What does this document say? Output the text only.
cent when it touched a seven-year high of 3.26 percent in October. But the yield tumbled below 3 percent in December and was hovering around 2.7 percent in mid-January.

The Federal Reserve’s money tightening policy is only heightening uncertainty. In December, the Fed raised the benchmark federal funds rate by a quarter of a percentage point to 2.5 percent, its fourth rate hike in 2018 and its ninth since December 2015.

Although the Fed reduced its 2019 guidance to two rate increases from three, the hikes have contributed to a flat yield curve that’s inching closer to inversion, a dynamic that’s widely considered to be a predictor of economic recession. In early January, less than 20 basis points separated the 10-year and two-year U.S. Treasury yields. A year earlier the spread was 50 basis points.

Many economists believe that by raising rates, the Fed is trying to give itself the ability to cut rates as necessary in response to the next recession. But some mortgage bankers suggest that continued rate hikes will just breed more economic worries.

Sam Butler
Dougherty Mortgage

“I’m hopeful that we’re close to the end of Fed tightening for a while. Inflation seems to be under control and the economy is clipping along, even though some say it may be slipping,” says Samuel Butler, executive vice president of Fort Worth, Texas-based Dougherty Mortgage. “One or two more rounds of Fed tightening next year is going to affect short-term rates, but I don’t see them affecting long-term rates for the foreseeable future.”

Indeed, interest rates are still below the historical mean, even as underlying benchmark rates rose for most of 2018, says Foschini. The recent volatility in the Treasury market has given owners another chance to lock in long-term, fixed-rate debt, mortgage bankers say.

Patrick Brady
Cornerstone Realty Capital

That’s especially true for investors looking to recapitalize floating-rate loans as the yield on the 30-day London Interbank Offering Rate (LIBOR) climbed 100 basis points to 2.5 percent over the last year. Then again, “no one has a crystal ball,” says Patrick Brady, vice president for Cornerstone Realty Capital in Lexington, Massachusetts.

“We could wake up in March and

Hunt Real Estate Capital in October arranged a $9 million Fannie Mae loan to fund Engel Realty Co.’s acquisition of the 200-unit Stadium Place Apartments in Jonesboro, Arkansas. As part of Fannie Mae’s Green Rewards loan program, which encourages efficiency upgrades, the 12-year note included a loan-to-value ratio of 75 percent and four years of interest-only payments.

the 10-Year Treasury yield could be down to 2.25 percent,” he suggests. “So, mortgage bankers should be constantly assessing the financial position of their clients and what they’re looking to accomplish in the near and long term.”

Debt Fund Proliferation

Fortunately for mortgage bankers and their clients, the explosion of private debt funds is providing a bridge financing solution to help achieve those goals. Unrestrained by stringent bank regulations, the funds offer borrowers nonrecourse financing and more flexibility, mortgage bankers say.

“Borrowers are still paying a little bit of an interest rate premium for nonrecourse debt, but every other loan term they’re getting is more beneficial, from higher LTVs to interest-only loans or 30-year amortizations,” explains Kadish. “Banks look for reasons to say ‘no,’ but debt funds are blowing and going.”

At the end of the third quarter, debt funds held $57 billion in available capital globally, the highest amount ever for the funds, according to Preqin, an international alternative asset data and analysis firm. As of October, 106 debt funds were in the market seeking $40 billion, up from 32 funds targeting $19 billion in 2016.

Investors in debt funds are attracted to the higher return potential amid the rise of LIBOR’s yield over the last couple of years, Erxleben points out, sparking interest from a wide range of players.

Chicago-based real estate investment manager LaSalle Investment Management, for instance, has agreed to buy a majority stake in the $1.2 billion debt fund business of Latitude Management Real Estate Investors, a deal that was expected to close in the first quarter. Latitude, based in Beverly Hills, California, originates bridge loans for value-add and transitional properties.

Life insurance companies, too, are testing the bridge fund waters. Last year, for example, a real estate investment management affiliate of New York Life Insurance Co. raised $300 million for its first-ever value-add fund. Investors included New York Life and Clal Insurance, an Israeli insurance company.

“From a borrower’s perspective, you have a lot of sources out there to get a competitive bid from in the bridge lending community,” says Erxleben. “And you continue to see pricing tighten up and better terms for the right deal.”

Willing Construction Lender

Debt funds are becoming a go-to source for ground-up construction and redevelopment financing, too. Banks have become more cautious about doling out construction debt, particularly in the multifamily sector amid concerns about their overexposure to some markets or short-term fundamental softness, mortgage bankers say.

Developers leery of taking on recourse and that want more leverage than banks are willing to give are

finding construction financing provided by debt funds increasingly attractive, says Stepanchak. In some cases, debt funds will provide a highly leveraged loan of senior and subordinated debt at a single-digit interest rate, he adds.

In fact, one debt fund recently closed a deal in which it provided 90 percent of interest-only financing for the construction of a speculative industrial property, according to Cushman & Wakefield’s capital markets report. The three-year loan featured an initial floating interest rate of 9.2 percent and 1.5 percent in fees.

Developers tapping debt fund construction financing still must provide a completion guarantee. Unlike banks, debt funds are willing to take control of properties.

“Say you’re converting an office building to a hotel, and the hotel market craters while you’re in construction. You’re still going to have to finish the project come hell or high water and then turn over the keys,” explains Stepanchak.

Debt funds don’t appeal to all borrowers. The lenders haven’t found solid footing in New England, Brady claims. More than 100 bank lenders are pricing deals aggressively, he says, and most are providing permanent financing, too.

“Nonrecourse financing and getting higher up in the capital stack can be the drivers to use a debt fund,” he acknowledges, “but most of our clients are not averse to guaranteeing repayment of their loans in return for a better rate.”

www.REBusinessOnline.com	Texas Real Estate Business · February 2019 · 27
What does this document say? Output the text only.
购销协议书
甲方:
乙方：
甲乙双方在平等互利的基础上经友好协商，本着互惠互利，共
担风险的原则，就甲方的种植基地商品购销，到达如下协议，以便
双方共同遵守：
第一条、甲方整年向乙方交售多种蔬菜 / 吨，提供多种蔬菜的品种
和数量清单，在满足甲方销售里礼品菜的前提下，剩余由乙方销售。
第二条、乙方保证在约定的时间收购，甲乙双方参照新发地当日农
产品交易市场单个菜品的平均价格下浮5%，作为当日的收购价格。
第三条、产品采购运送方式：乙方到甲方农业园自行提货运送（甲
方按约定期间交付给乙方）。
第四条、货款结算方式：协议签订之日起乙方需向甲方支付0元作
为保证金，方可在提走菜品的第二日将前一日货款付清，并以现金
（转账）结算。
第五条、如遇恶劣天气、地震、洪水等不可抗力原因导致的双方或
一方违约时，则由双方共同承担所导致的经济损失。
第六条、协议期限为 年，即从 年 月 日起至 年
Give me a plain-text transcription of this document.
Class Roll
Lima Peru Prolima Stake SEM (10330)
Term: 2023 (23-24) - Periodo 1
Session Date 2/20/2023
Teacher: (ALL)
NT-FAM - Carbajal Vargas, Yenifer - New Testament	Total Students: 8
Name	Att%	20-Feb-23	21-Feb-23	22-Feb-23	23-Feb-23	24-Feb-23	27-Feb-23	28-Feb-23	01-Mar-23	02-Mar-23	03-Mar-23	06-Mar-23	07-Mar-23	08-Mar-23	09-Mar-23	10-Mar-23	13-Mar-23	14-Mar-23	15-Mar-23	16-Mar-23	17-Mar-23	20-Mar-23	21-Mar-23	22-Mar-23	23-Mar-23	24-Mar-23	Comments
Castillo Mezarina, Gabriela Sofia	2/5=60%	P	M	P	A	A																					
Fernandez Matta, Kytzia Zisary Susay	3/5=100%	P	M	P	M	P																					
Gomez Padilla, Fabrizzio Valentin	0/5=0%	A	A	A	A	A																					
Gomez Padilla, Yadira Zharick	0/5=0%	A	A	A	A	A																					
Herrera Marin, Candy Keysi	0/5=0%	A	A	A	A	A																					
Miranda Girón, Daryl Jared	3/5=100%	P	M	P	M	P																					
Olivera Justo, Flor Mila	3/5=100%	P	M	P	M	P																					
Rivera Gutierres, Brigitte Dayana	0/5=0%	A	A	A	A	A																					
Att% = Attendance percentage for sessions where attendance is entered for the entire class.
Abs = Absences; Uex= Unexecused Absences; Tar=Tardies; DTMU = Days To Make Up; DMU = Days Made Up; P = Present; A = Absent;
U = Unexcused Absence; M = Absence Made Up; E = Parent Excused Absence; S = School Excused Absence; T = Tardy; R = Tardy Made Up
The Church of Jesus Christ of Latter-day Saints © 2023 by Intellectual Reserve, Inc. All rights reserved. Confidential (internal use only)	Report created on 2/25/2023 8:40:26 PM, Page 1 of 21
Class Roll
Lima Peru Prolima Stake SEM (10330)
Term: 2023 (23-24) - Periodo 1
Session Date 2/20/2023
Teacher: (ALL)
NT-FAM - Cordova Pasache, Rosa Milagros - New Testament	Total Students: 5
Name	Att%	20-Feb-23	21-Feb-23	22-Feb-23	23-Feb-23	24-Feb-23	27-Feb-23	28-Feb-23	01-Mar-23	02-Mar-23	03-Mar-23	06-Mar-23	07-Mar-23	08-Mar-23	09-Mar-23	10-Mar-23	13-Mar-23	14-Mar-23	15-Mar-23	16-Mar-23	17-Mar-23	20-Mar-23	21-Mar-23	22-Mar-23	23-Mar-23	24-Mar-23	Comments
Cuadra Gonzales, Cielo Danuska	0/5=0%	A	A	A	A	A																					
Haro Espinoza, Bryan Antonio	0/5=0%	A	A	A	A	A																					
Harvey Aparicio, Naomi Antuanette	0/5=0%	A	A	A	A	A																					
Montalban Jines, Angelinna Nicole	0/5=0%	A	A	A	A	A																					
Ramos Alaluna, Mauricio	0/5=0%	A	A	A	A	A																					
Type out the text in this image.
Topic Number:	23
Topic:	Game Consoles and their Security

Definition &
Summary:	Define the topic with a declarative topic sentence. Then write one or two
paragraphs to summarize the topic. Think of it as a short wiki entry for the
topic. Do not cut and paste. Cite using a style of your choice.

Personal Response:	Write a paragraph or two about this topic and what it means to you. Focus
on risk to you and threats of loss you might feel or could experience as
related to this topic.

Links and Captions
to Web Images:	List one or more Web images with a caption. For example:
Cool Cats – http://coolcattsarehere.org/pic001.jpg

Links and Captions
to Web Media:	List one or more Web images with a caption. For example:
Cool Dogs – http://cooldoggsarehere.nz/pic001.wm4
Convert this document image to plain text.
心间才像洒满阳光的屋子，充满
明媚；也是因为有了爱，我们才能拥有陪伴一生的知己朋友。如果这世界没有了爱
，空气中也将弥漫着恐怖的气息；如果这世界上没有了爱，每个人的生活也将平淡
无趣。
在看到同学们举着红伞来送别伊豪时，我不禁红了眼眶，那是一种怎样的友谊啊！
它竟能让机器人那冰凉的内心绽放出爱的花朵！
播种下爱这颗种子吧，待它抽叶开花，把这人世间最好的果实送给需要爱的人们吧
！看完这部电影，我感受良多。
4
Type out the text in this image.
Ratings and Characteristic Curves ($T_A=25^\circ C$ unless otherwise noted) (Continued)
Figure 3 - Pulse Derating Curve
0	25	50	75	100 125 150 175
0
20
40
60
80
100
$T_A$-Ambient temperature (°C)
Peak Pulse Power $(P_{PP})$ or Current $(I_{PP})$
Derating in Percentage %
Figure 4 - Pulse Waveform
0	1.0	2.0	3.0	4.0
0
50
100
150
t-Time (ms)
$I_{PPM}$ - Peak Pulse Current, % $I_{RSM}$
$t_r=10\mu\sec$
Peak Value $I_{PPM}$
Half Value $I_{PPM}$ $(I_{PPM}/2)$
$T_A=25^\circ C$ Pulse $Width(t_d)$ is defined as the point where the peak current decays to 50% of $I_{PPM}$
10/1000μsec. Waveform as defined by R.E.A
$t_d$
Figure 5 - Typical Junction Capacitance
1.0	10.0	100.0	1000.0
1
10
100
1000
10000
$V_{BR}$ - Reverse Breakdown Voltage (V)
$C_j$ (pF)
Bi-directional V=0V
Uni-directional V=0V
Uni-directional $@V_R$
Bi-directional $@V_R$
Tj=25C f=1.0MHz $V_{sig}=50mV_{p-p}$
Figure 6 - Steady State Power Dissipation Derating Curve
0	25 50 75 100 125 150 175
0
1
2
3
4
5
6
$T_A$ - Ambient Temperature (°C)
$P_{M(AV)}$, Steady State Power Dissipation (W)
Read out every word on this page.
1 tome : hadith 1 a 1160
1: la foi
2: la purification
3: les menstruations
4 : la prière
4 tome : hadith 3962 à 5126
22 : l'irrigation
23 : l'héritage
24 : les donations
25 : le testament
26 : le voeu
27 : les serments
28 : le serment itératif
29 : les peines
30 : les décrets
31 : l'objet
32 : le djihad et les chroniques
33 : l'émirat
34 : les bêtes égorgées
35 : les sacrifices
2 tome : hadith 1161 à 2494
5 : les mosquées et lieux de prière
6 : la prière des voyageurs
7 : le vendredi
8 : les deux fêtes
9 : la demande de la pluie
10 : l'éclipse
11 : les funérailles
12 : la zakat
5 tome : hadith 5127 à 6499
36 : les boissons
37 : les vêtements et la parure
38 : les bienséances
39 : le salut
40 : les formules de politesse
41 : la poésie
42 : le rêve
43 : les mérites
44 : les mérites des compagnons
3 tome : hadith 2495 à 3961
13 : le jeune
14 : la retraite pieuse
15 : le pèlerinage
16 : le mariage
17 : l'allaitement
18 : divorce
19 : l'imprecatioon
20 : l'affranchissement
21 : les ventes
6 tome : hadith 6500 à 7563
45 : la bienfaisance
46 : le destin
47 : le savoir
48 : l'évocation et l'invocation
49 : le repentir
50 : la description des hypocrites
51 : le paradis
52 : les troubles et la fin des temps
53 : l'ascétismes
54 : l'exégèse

^^^^^^^^

#### YOUR OBJECTIVE
Search the records above for "return". Copy each line where it is found.

#### TASK ANSWER
Investors in debt funds are attracted to the higher return potential amid the rise of LIBOR’s yield over the last couple of years, Erxleben points out, sparking interest from a wide range of players.
“Nonrecourse financing and getting higher up in the capital stack can be the drivers to use a debt fund,” he acknowledges, “but most of our clients are not averse to guaranteeing repayment of their loans in return for a better rate.”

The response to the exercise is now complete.